TASK GOAL: Check each line for the string "this" and give only the count of lines that have it.

RECORD EXTRACTS:

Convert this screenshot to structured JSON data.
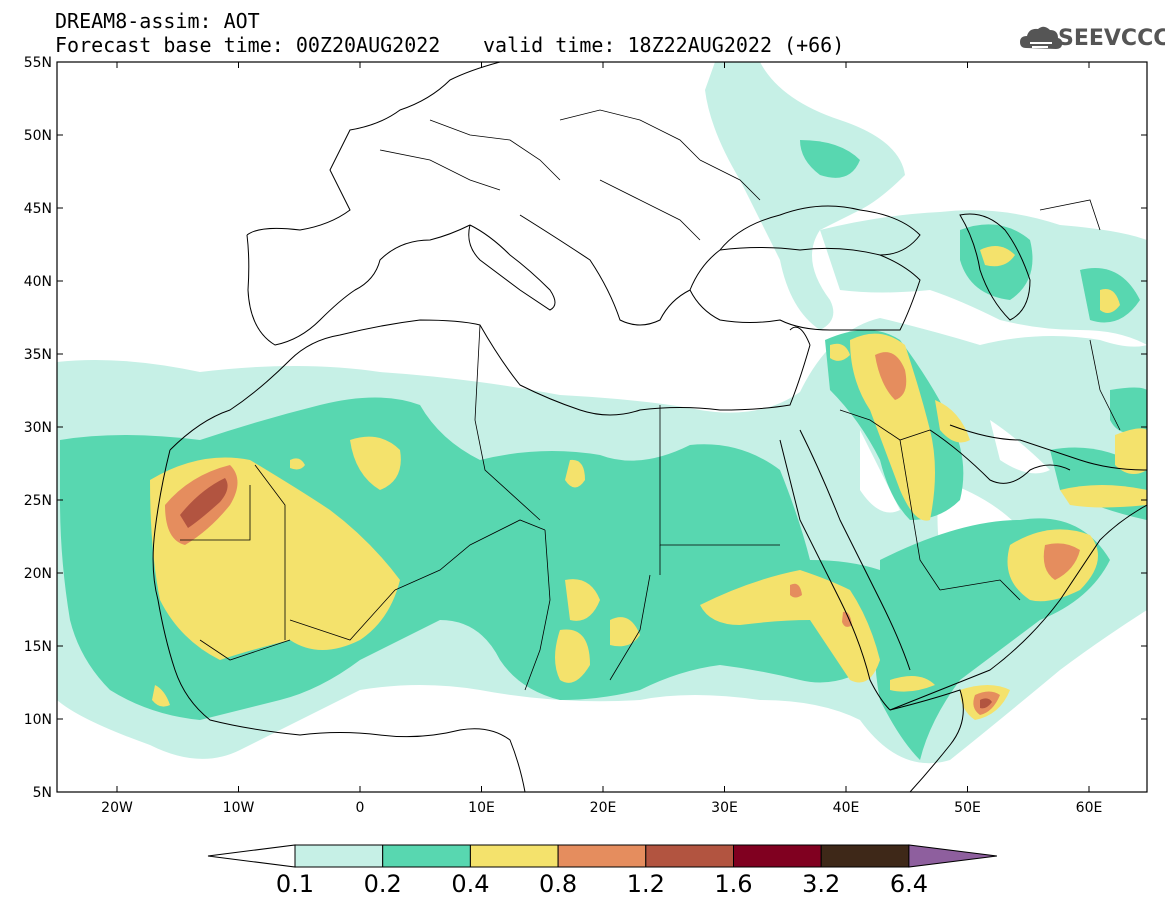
{
  "header": {
    "title": "DREAM8-assim: AOT",
    "forecast_base": "Forecast base time: 00Z20AUG2022",
    "valid_time": "valid time: 18Z22AUG2022 (+66)"
  },
  "logo": {
    "text": "SEEVCCC",
    "icon": "cloud-icon"
  },
  "map": {
    "lat_labels": [
      "55N",
      "50N",
      "45N",
      "40N",
      "35N",
      "30N",
      "25N",
      "20N",
      "15N",
      "10N",
      "5N"
    ],
    "lon_labels": [
      "20W",
      "10W",
      "0",
      "10E",
      "20E",
      "30E",
      "40E",
      "50E",
      "60E"
    ]
  },
  "colorbar": {
    "labels": [
      "0.1",
      "0.2",
      "0.4",
      "0.8",
      "1.2",
      "1.6",
      "3.2",
      "6.4"
    ],
    "colors": [
      "#ffffff",
      "#c6f0e6",
      "#58d7b0",
      "#f4e26c",
      "#e58d5e",
      "#b25440",
      "#800020",
      "#3e2818",
      "#8e5f9e"
    ]
  },
  "colors": {
    "c1": "#c6f0e6",
    "c2": "#58d7b0",
    "c3": "#f4e26c",
    "c4": "#e58d5e",
    "c5": "#b25440"
  }
}
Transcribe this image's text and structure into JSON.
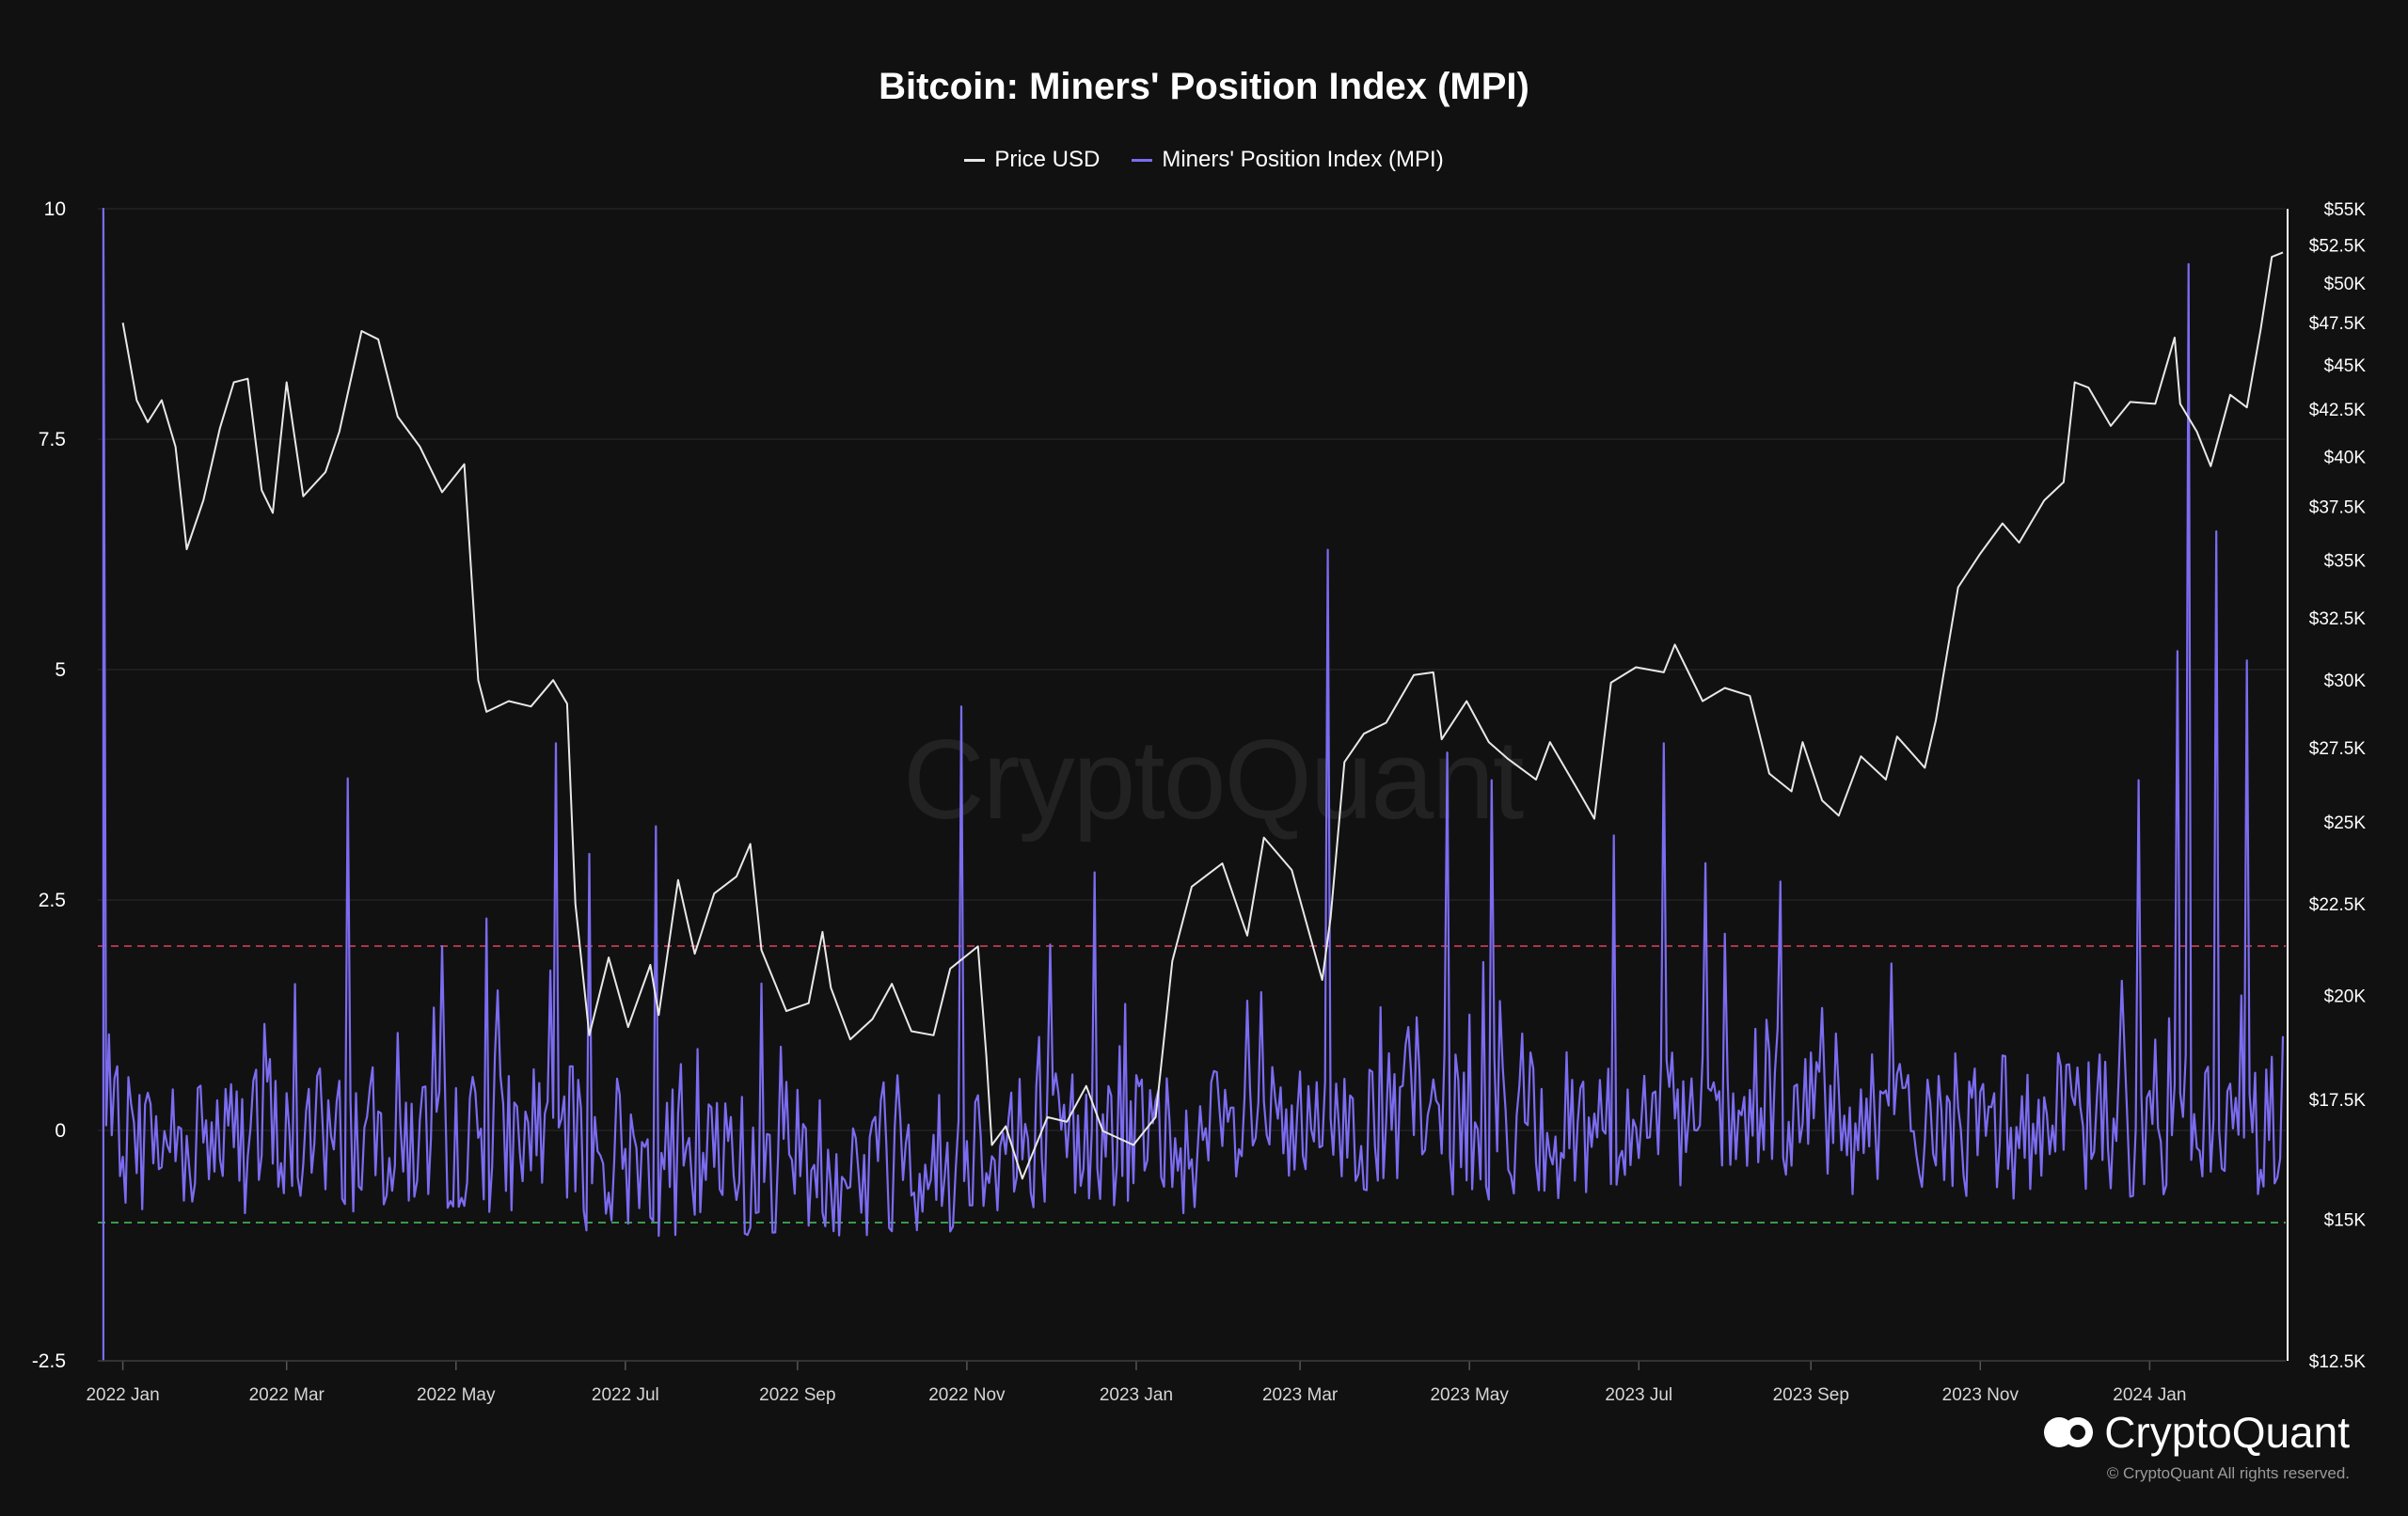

COMPLETED TASK: 2